[Task details]: Reproduce the listing word for word, leaving every picture behind.

[Raw records]:
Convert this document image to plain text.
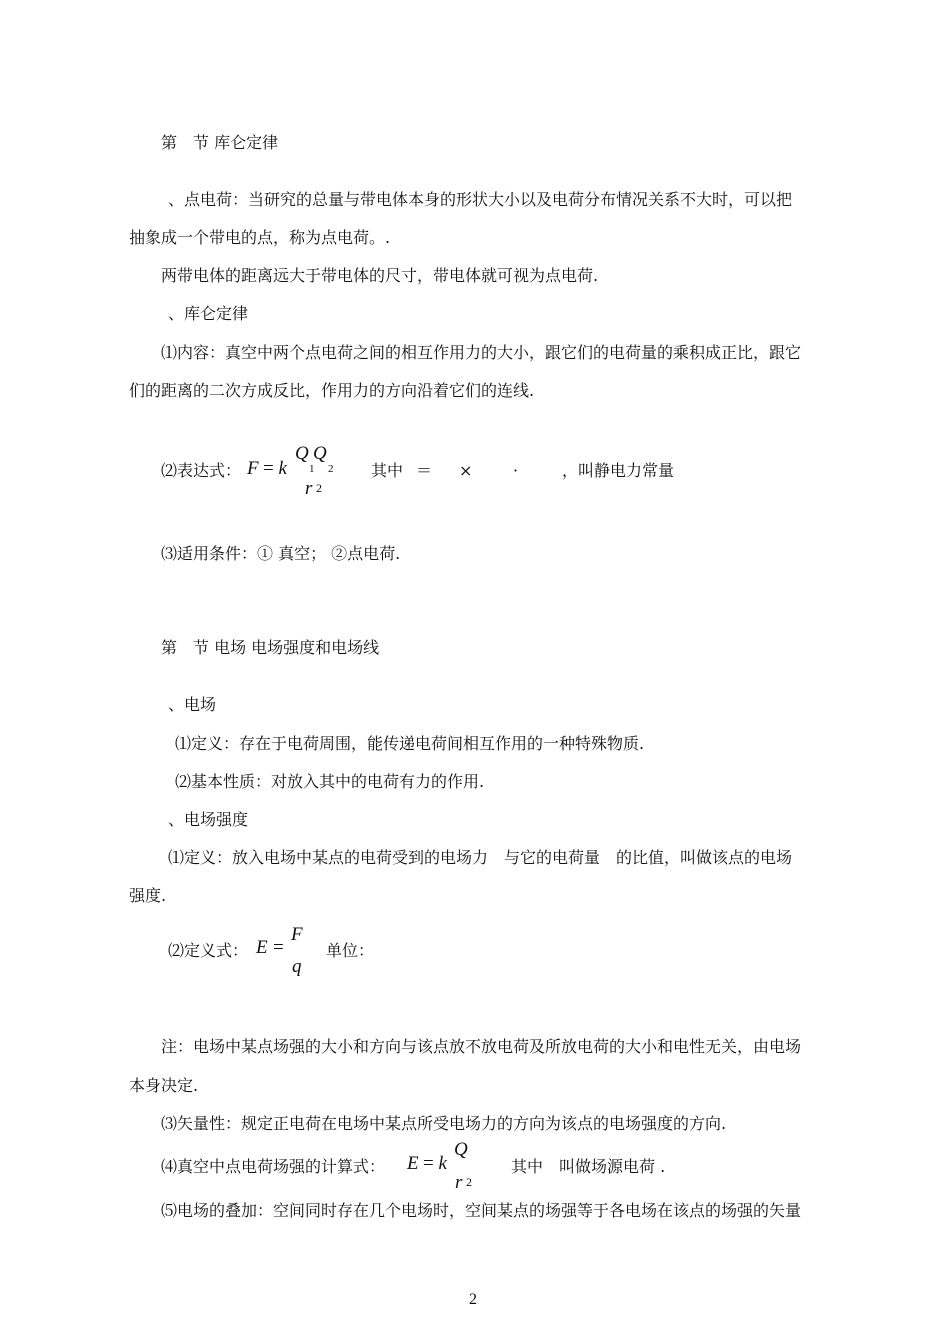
第　节 库仑定律
、点电荷：当研究的总量与带电体本身的形状大小以及电荷分布情况关系不大时，可以把
抽象成一个带电的点，称为点电荷。.
两带电体的距离远大于带电体的尺寸，带电体就可视为点电荷.
、库仑定律
⑴内容：真空中两个点电荷之间的相互作用力的大小，跟它们的电荷量的乘积成正比，跟它
们的距离的二次方成反比，作用力的方向沿着它们的连线.
⑵表达式： F = k
Q
1
Q
2
r 2
其中 ＝ ×	·	，叫静电力常量
⑶适用条件：① 真空； ②点电荷.
第　节 电场 电场强度和电场线
、电场
⑴定义：存在于电荷周围，能传递电荷间相互作用的一种特殊物质.
⑵基本性质：对放入其中的电荷有力的作用.
、电场强度
⑴定义：放入电场中某点的电荷受到的电场力　与它的电荷量　的比值，叫做该点的电场
强度.
⑵定义式： E =
F
q
单位：
注：电场中某点场强的大小和方向与该点放不放电荷及所放电荷的大小和电性无关，由电场
本身决定.
⑶矢量性：规定正电荷在电场中某点所受电场力的方向为该点的电场强度的方向.
⑷真空中点电荷场强的计算式： E = k
Q
r 2
其中　叫做场源电荷 .
⑸电场的叠加：空间同时存在几个电场时，空间某点的场强等于各电场在该点的场强的矢量
2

[Output of the exercise]:
Convert this document image to plain text.
第　节 库仑定律
、点电荷：当研究的总量与带电体本身的形状大小以及电荷分布情况关系不大时，可以把
抽象成一个带电的点，称为点电荷。.
两带电体的距离远大于带电体的尺寸，带电体就可视为点电荷.
、库仑定律
⑴内容：真空中两个点电荷之间的相互作用力的大小，跟它们的电荷量的乘积成正比，跟它
们的距离的二次方成反比，作用力的方向沿着它们的连线.
⑵表达式： F = k
Q
1
Q
2
r 2
其中 ＝ ×	·	，叫静电力常量
⑶适用条件：① 真空； ②点电荷.
第　节 电场 电场强度和电场线
、电场
⑴定义：存在于电荷周围，能传递电荷间相互作用的一种特殊物质.
⑵基本性质：对放入其中的电荷有力的作用.
、电场强度
⑴定义：放入电场中某点的电荷受到的电场力　与它的电荷量　的比值，叫做该点的电场
强度.
⑵定义式： E =
F
q
单位：
注：电场中某点场强的大小和方向与该点放不放电荷及所放电荷的大小和电性无关，由电场
本身决定.
⑶矢量性：规定正电荷在电场中某点所受电场力的方向为该点的电场强度的方向.
⑷真空中点电荷场强的计算式： E = k
Q
r 2
其中　叫做场源电荷 .
⑸电场的叠加：空间同时存在几个电场时，空间某点的场强等于各电场在该点的场强的矢量
2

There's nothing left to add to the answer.